What needs to be done:
Below are some entries; can you quote all of them exactly?

◇ ◇ ◇ ◇

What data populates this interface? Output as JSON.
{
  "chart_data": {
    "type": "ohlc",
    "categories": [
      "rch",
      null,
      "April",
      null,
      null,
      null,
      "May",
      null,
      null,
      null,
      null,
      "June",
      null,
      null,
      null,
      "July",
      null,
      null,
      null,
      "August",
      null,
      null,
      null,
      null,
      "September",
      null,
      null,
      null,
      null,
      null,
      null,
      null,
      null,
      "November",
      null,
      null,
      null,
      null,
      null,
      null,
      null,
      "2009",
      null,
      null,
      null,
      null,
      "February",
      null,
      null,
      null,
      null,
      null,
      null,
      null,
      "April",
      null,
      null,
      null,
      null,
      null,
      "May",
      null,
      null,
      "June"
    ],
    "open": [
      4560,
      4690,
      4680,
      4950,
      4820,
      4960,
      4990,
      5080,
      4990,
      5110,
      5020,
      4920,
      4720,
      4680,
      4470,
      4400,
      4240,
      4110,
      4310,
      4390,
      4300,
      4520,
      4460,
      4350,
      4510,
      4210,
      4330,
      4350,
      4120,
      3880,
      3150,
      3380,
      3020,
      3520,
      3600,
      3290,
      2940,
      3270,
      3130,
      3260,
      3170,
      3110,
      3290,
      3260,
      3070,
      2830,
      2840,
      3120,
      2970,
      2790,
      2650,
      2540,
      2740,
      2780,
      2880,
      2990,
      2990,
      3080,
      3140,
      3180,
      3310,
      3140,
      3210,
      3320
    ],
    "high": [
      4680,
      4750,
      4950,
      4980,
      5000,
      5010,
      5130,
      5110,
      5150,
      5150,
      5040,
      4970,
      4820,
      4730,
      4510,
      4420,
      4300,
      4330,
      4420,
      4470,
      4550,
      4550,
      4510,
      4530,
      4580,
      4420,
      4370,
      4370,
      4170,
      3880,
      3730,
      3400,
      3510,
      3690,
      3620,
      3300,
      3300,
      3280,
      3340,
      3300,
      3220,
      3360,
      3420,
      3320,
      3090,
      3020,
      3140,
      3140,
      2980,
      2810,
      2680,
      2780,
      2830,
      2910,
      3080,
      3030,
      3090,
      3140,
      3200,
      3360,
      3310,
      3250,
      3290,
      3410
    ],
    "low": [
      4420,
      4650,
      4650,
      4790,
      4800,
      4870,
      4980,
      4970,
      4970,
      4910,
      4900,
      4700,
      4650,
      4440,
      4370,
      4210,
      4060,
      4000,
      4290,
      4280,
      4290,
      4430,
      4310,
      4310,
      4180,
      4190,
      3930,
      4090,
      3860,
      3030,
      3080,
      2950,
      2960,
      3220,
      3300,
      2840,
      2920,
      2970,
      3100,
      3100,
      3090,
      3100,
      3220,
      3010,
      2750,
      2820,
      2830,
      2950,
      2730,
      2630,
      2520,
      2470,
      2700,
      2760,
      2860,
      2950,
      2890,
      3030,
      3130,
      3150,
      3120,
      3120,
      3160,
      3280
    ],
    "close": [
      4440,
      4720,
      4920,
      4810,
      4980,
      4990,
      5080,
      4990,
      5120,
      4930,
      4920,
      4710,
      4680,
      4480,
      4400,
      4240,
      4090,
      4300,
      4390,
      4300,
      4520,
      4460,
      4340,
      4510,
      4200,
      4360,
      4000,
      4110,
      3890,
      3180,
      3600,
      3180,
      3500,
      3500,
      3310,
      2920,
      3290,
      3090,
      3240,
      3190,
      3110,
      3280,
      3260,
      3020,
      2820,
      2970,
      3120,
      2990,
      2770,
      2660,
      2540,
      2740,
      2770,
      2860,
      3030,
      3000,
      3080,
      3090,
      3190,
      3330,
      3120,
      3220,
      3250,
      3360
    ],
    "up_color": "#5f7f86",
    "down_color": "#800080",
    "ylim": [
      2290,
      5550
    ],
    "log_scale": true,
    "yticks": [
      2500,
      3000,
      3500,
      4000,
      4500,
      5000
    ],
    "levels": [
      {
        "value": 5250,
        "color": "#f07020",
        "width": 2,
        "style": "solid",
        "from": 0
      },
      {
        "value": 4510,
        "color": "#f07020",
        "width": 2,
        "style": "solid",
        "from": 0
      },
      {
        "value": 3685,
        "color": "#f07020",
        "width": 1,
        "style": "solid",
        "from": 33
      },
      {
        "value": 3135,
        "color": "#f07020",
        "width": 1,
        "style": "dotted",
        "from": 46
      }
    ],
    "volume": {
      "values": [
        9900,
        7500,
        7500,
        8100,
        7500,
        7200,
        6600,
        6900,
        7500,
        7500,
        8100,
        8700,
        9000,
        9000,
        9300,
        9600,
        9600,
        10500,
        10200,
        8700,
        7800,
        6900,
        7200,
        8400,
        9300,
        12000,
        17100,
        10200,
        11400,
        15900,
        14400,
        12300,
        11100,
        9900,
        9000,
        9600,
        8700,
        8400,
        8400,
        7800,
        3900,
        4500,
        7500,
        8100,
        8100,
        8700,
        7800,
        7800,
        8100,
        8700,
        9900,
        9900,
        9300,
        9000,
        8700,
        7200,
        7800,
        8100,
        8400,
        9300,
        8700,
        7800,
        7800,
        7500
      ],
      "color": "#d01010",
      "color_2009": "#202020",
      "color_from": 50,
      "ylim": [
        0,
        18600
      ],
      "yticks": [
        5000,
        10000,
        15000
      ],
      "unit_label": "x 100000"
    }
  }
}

◇ ◇ ◇ ◇

Output:
What data populates this interface? Output as JSON.
{
  "chart_data": {
    "type": "ohlc",
    "categories": [
      "rch",
      null,
      "April",
      null,
      null,
      null,
      "May",
      null,
      null,
      null,
      null,
      "June",
      null,
      null,
      null,
      "July",
      null,
      null,
      null,
      "August",
      null,
      null,
      null,
      null,
      "September",
      null,
      null,
      null,
      null,
      null,
      null,
      null,
      null,
      "November",
      null,
      null,
      null,
      null,
      null,
      null,
      null,
      "2009",
      null,
      null,
      null,
      null,
      "February",
      null,
      null,
      null,
      null,
      null,
      null,
      null,
      "April",
      null,
      null,
      null,
      null,
      null,
      "May",
      null,
      null,
      "June"
    ],
    "open": [
      4560,
      4690,
      4680,
      4950,
      4820,
      4960,
      4990,
      5080,
      4990,
      5110,
      5020,
      4920,
      4720,
      4680,
      4470,
      4400,
      4240,
      4110,
      4310,
      4390,
      4300,
      4520,
      4460,
      4350,
      4510,
      4210,
      4330,
      4350,
      4120,
      3880,
      3150,
      3380,
      3020,
      3520,
      3600,
      3290,
      2940,
      3270,
      3130,
      3260,
      3170,
      3110,
      3290,
      3260,
      3070,
      2830,
      2840,
      3120,
      2970,
      2790,
      2650,
      2540,
      2740,
      2780,
      2880,
      2990,
      2990,
      3080,
      3140,
      3180,
      3310,
      3140,
      3210,
      3320
    ],
    "high": [
      4680,
      4750,
      4950,
      4980,
      5000,
      5010,
      5130,
      5110,
      5150,
      5150,
      5040,
      4970,
      4820,
      4730,
      4510,
      4420,
      4300,
      4330,
      4420,
      4470,
      4550,
      4550,
      4510,
      4530,
      4580,
      4420,
      4370,
      4370,
      4170,
      3880,
      3730,
      3400,
      3510,
      3690,
      3620,
      3300,
      3300,
      3280,
      3340,
      3300,
      3220,
      3360,
      3420,
      3320,
      3090,
      3020,
      3140,
      3140,
      2980,
      2810,
      2680,
      2780,
      2830,
      2910,
      3080,
      3030,
      3090,
      3140,
      3200,
      3360,
      3310,
      3250,
      3290,
      3410
    ],
    "low": [
      4420,
      4650,
      4650,
      4790,
      4800,
      4870,
      4980,
      4970,
      4970,
      4910,
      4900,
      4700,
      4650,
      4440,
      4370,
      4210,
      4060,
      4000,
      4290,
      4280,
      4290,
      4430,
      4310,
      4310,
      4180,
      4190,
      3930,
      4090,
      3860,
      3030,
      3080,
      2950,
      2960,
      3220,
      3300,
      2840,
      2920,
      2970,
      3100,
      3100,
      3090,
      3100,
      3220,
      3010,
      2750,
      2820,
      2830,
      2950,
      2730,
      2630,
      2520,
      2470,
      2700,
      2760,
      2860,
      2950,
      2890,
      3030,
      3130,
      3150,
      3120,
      3120,
      3160,
      3280
    ],
    "close": [
      4440,
      4720,
      4920,
      4810,
      4980,
      4990,
      5080,
      4990,
      5120,
      4930,
      4920,
      4710,
      4680,
      4480,
      4400,
      4240,
      4090,
      4300,
      4390,
      4300,
      4520,
      4460,
      4340,
      4510,
      4200,
      4360,
      4000,
      4110,
      3890,
      3180,
      3600,
      3180,
      3500,
      3500,
      3310,
      2920,
      3290,
      3090,
      3240,
      3190,
      3110,
      3280,
      3260,
      3020,
      2820,
      2970,
      3120,
      2990,
      2770,
      2660,
      2540,
      2740,
      2770,
      2860,
      3030,
      3000,
      3080,
      3090,
      3190,
      3330,
      3120,
      3220,
      3250,
      3360
    ],
    "up_color": "#5f7f86",
    "down_color": "#800080",
    "ylim": [
      2290,
      5550
    ],
    "log_scale": true,
    "yticks": [
      2500,
      3000,
      3500,
      4000,
      4500,
      5000
    ],
    "levels": [
      {
        "value": 5250,
        "color": "#f07020",
        "width": 2,
        "style": "solid",
        "from": 0
      },
      {
        "value": 4510,
        "color": "#f07020",
        "width": 2,
        "style": "solid",
        "from": 0
      },
      {
        "value": 3685,
        "color": "#f07020",
        "width": 1,
        "style": "solid",
        "from": 33
      },
      {
        "value": 3135,
        "color": "#f07020",
        "width": 1,
        "style": "dotted",
        "from": 46
      }
    ],
    "volume": {
      "values": [
        9900,
        7500,
        7500,
        8100,
        7500,
        7200,
        6600,
        6900,
        7500,
        7500,
        8100,
        8700,
        9000,
        9000,
        9300,
        9600,
        9600,
        10500,
        10200,
        8700,
        7800,
        6900,
        7200,
        8400,
        9300,
        12000,
        17100,
        10200,
        11400,
        15900,
        14400,
        12300,
        11100,
        9900,
        9000,
        9600,
        8700,
        8400,
        8400,
        7800,
        3900,
        4500,
        7500,
        8100,
        8100,
        8700,
        7800,
        7800,
        8100,
        8700,
        9900,
        9900,
        9300,
        9000,
        8700,
        7200,
        7800,
        8100,
        8400,
        9300,
        8700,
        7800,
        7800,
        7500
      ],
      "color": "#d01010",
      "color_2009": "#202020",
      "color_from": 50,
      "ylim": [
        0,
        18600
      ],
      "yticks": [
        5000,
        10000,
        15000
      ],
      "unit_label": "x 100000"
    }
  }
}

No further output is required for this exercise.